Report how many lines include the word "Disp", and nothing besides that number.
# START OF Data rows
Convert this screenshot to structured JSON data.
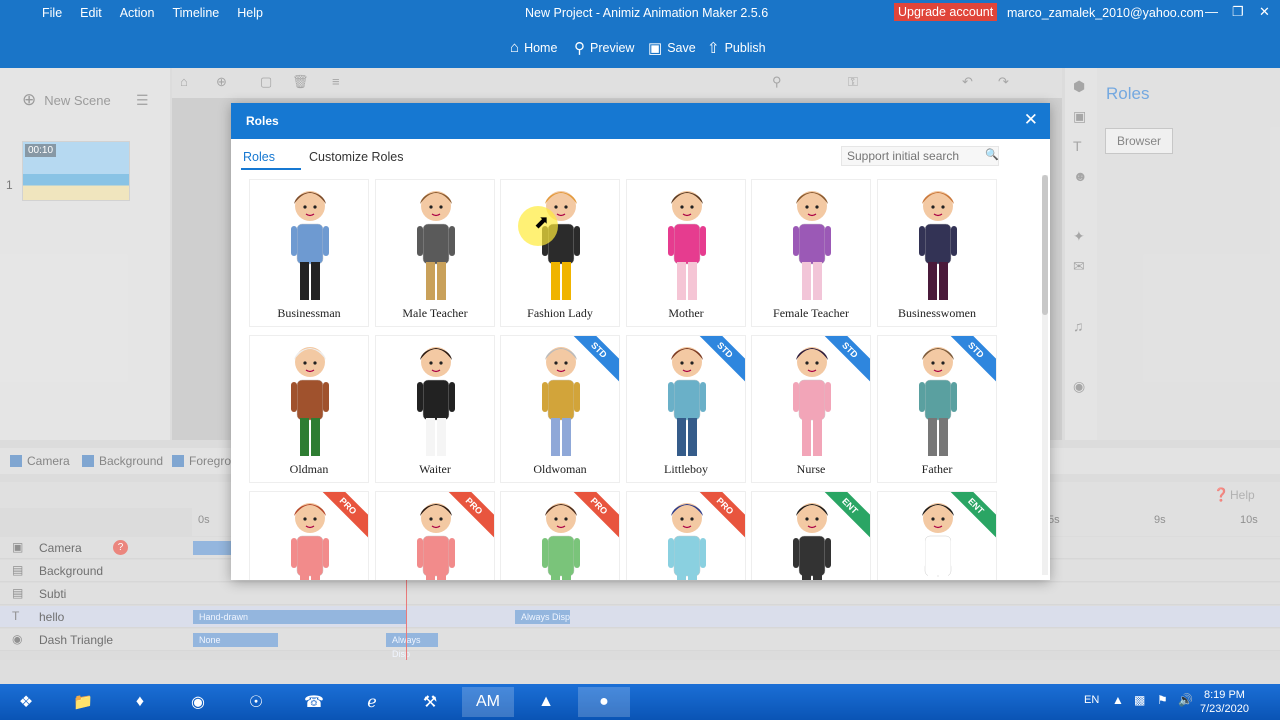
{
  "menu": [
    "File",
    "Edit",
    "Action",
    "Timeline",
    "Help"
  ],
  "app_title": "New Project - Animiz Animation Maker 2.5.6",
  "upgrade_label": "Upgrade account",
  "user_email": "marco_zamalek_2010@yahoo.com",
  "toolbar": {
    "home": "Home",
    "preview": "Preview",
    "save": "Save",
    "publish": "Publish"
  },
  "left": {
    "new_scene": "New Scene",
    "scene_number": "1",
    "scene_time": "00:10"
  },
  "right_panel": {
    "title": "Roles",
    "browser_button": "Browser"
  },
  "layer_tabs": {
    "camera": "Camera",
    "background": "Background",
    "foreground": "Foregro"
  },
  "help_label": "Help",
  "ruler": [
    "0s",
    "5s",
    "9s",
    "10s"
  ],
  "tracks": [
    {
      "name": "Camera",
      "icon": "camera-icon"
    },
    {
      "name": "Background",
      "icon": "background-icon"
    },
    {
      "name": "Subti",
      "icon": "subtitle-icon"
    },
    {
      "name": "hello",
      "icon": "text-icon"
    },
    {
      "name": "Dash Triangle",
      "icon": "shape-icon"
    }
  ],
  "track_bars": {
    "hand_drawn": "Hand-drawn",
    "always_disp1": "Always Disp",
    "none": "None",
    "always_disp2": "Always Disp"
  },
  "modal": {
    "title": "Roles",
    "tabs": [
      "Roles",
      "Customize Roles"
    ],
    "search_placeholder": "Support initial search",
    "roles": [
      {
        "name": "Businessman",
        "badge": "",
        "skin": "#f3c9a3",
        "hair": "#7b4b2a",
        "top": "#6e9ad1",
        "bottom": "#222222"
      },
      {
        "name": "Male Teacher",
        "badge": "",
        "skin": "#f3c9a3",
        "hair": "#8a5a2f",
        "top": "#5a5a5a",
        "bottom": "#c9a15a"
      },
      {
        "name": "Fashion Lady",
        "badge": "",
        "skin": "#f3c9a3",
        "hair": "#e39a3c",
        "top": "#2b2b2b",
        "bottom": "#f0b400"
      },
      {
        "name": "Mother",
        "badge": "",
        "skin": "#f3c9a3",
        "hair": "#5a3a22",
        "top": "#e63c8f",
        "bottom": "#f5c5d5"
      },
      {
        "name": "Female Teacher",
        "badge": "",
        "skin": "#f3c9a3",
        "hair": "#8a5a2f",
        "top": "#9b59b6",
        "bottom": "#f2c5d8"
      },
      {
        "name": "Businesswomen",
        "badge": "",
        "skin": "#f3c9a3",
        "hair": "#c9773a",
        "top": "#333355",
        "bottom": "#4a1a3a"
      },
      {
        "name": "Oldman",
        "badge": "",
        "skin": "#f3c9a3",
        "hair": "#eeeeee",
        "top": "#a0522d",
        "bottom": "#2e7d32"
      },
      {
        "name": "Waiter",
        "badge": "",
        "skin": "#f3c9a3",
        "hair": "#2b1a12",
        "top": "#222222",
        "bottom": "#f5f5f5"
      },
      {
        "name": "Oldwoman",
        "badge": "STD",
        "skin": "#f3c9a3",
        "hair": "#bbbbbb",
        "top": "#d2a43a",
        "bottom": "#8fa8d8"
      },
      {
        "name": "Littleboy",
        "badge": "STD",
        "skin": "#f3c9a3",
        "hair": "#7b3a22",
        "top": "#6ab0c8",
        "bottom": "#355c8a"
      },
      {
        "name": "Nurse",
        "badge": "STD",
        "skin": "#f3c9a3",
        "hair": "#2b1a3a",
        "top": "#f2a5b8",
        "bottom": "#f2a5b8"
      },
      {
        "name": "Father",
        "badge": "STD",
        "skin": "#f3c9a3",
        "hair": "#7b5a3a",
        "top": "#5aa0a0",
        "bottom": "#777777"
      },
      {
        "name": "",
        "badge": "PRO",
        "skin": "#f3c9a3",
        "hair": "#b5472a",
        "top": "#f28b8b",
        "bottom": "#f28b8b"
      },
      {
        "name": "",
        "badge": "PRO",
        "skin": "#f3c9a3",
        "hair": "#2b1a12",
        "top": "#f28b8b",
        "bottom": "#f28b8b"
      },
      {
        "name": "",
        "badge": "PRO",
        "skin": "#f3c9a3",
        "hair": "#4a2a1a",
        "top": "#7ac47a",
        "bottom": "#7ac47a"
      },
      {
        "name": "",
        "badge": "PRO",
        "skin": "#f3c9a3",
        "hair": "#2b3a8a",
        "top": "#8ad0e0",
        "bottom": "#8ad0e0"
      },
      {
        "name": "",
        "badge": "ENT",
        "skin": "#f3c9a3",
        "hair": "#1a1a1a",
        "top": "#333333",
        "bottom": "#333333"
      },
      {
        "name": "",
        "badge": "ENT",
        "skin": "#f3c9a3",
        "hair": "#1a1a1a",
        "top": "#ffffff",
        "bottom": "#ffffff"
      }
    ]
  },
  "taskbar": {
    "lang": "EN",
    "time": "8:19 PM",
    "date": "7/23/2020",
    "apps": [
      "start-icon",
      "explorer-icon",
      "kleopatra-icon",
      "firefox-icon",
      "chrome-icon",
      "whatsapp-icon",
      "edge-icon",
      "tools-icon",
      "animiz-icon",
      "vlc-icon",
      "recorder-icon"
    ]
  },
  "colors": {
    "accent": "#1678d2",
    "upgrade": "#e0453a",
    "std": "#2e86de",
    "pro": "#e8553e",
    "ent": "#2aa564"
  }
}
# END OF Data rows
# START OF Data rows
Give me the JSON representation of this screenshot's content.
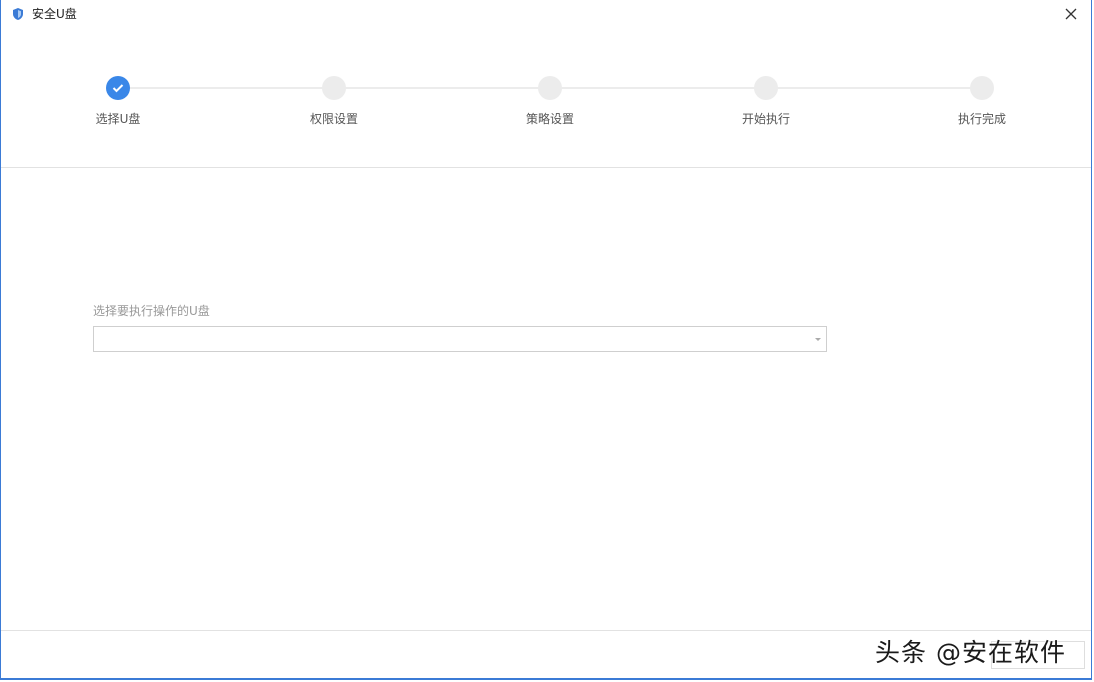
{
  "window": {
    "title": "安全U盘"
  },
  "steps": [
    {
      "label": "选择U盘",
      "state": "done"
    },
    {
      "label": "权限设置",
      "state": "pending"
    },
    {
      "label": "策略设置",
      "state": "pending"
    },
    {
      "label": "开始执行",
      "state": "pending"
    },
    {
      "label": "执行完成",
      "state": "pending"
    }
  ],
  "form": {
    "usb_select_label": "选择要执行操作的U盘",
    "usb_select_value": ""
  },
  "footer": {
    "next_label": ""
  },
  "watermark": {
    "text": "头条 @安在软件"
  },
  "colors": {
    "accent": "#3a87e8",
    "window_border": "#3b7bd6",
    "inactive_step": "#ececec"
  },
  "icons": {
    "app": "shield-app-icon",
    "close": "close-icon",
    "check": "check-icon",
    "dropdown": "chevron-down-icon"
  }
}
# END OF Data rows
**Result of the exercise:** 2